Goal:
Return exactly the lines of the entries that start at the line containing "Decode this image" and continue to the last line. Omit the pictures.
--- begin Excerpted records ---
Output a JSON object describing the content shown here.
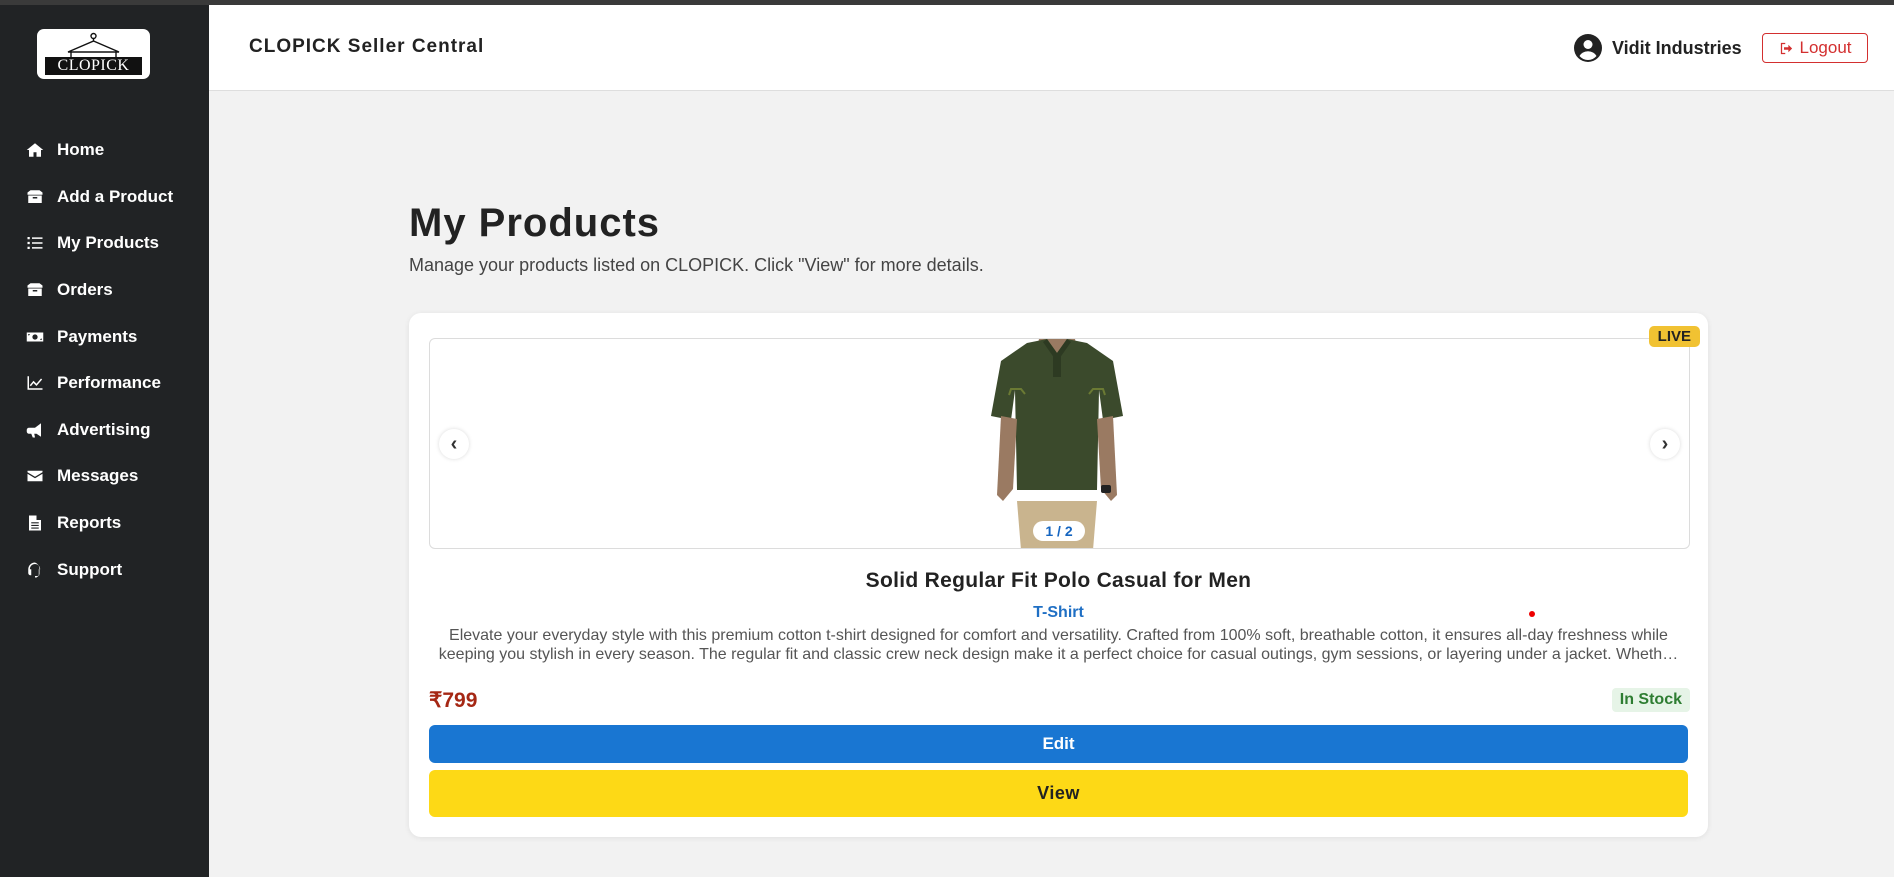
{
  "sidebar": {
    "logo_text": "CLOPICK",
    "items": [
      {
        "label": "Home",
        "icon": "home-icon"
      },
      {
        "label": "Add a Product",
        "icon": "box-icon"
      },
      {
        "label": "My Products",
        "icon": "list-icon"
      },
      {
        "label": "Orders",
        "icon": "box-icon"
      },
      {
        "label": "Payments",
        "icon": "money-icon"
      },
      {
        "label": "Performance",
        "icon": "chart-line-icon"
      },
      {
        "label": "Advertising",
        "icon": "megaphone-icon"
      },
      {
        "label": "Messages",
        "icon": "envelope-icon"
      },
      {
        "label": "Reports",
        "icon": "document-icon"
      },
      {
        "label": "Support",
        "icon": "headset-icon"
      }
    ]
  },
  "header": {
    "brand": "CLOPICK Seller Central",
    "user_name": "Vidit Industries",
    "logout_label": "Logout"
  },
  "main": {
    "title": "My Products",
    "subtitle": "Manage your products listed on CLOPICK. Click \"View\" for more details."
  },
  "product": {
    "status_badge": "LIVE",
    "carousel_counter": "1 / 2",
    "carousel_prev": "‹",
    "carousel_next": "›",
    "title": "Solid Regular Fit Polo Casual for Men",
    "category": "T-Shirt",
    "description": "Elevate your everyday style with this premium cotton t-shirt designed for comfort and versatility. Crafted from 100% soft, breathable cotton, it ensures all-day freshness while keeping you stylish in every season. The regular fit and classic crew neck design make it a perfect choice for casual outings, gym sessions, or layering under a jacket. Wheth…",
    "price": "₹799",
    "stock": "In Stock",
    "edit_label": "Edit",
    "view_label": "View"
  },
  "colors": {
    "sidebar_bg": "#212325",
    "accent_blue": "#1976d2",
    "accent_yellow": "#fdd916",
    "live_badge": "#f1c232",
    "price_red": "#a52714",
    "stock_green": "#2e7d32",
    "logout_red": "#d32f2f"
  }
}
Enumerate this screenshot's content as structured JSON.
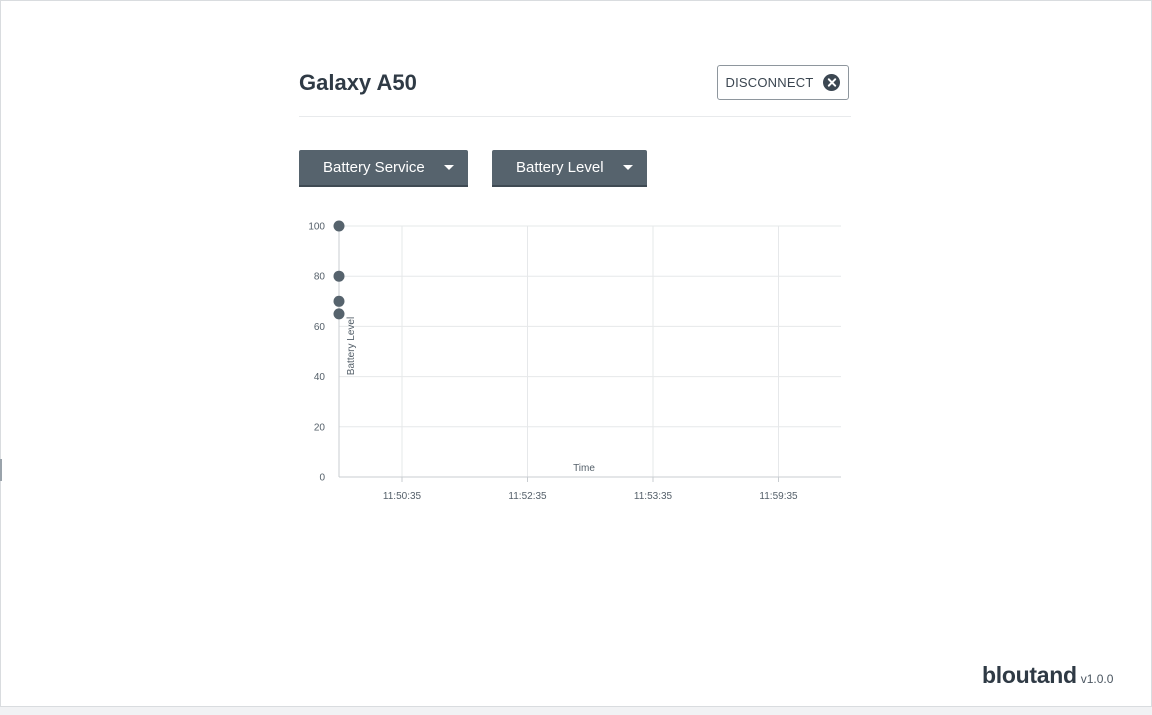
{
  "device": {
    "name": "Galaxy A50"
  },
  "header": {
    "disconnect_label": "DISCONNECT"
  },
  "selectors": {
    "service": "Battery Service",
    "characteristic": "Battery Level"
  },
  "chart_data": {
    "type": "scatter",
    "title": "",
    "xlabel": "Time",
    "ylabel": "Battery Level",
    "ylim": [
      0,
      100
    ],
    "yticks": [
      0,
      20,
      40,
      60,
      80,
      100
    ],
    "xticks": [
      "11:50:35",
      "11:52:35",
      "11:53:35",
      "11:59:35"
    ],
    "grid": true,
    "legend": "none",
    "series": [
      {
        "points": [
          {
            "y": 100
          },
          {
            "y": 80
          },
          {
            "y": 70
          },
          {
            "y": 65
          }
        ]
      }
    ]
  },
  "footer": {
    "brand": "bloutand",
    "version": "v1.0.0"
  },
  "colors": {
    "accent": "#56636d",
    "marker": "#56636d",
    "text": "#2f3a45",
    "grid": "#e6e8ea"
  }
}
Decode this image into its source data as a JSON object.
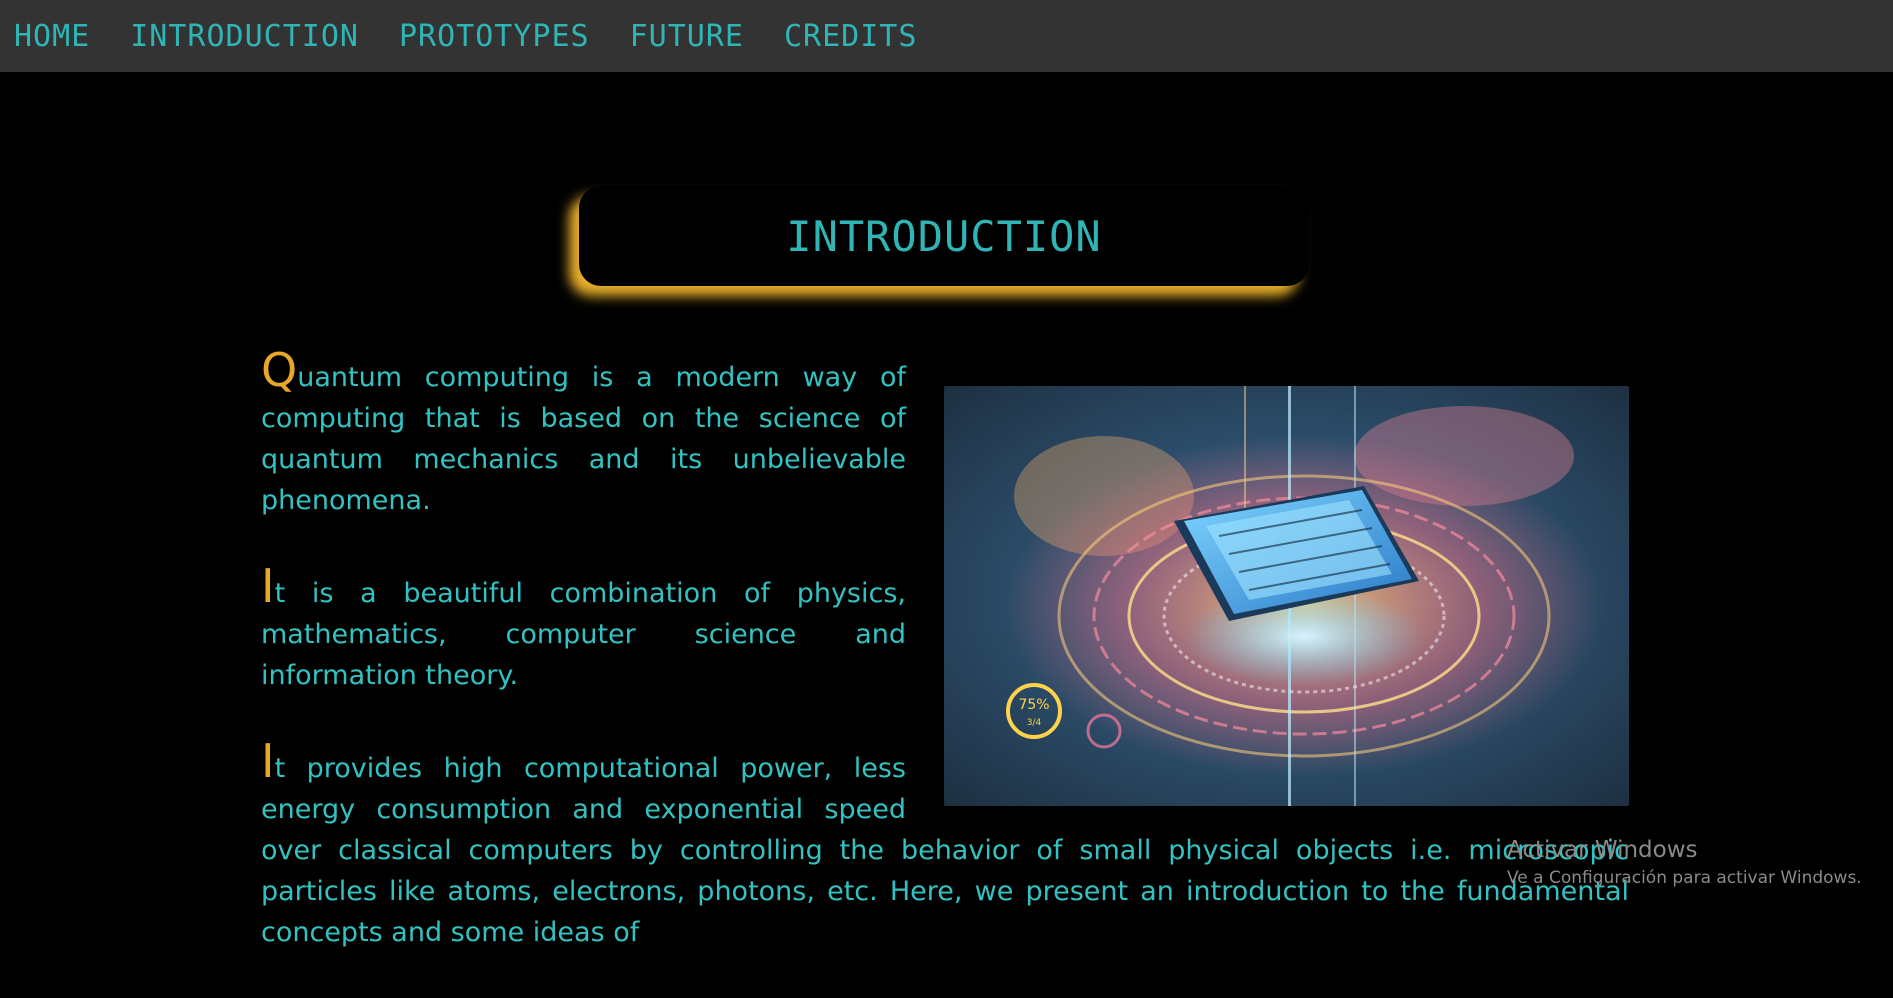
{
  "nav": {
    "items": [
      {
        "label": "HOME"
      },
      {
        "label": "INTRODUCTION"
      },
      {
        "label": "PROTOTYPES"
      },
      {
        "label": "FUTURE"
      },
      {
        "label": "CREDITS"
      }
    ]
  },
  "section": {
    "title": "INTRODUCTION"
  },
  "image": {
    "badge_percent": "75%",
    "badge_fraction": "3/4"
  },
  "paragraphs": [
    {
      "initial": "Q",
      "text": "uantum computing is a modern way of computing that is based on the science of quantum mechanics and its unbelievable phenomena."
    },
    {
      "initial": "I",
      "text": "t is a beautiful combination of physics, mathematics, computer science and information theory."
    },
    {
      "initial": "I",
      "text": "t provides high computational power, less energy consumption and exponential speed over classical computers by controlling the behavior of small physical objects i.e. microscopic particles like atoms, electrons, photons, etc. Here, we present an introduction to the fundamental concepts and some ideas of"
    }
  ],
  "watermark": {
    "title": "Activar Windows",
    "subtitle": "Ve a Configuración para activar Windows."
  },
  "colors": {
    "nav_bg": "#333333",
    "accent_teal": "#2fb5b5",
    "dropcap_gold": "#e6a72a",
    "title_glow": "#f5b82d",
    "page_bg": "#000000"
  }
}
--- end Excerpted records ---
Expected output:
Decode this image into its source data as a JSON object.
{
  "nav": {
    "items": [
      {
        "label": "HOME"
      },
      {
        "label": "INTRODUCTION"
      },
      {
        "label": "PROTOTYPES"
      },
      {
        "label": "FUTURE"
      },
      {
        "label": "CREDITS"
      }
    ]
  },
  "section": {
    "title": "INTRODUCTION"
  },
  "image": {
    "badge_percent": "75%",
    "badge_fraction": "3/4"
  },
  "paragraphs": [
    {
      "initial": "Q",
      "text": "uantum computing is a modern way of computing that is based on the science of quantum mechanics and its unbelievable phenomena."
    },
    {
      "initial": "I",
      "text": "t is a beautiful combination of physics, mathematics, computer science and information theory."
    },
    {
      "initial": "I",
      "text": "t provides high computational power, less energy consumption and exponential speed over classical computers by controlling the behavior of small physical objects i.e. microscopic particles like atoms, electrons, photons, etc. Here, we present an introduction to the fundamental concepts and some ideas of"
    }
  ],
  "watermark": {
    "title": "Activar Windows",
    "subtitle": "Ve a Configuración para activar Windows."
  },
  "colors": {
    "nav_bg": "#333333",
    "accent_teal": "#2fb5b5",
    "dropcap_gold": "#e6a72a",
    "title_glow": "#f5b82d",
    "page_bg": "#000000"
  }
}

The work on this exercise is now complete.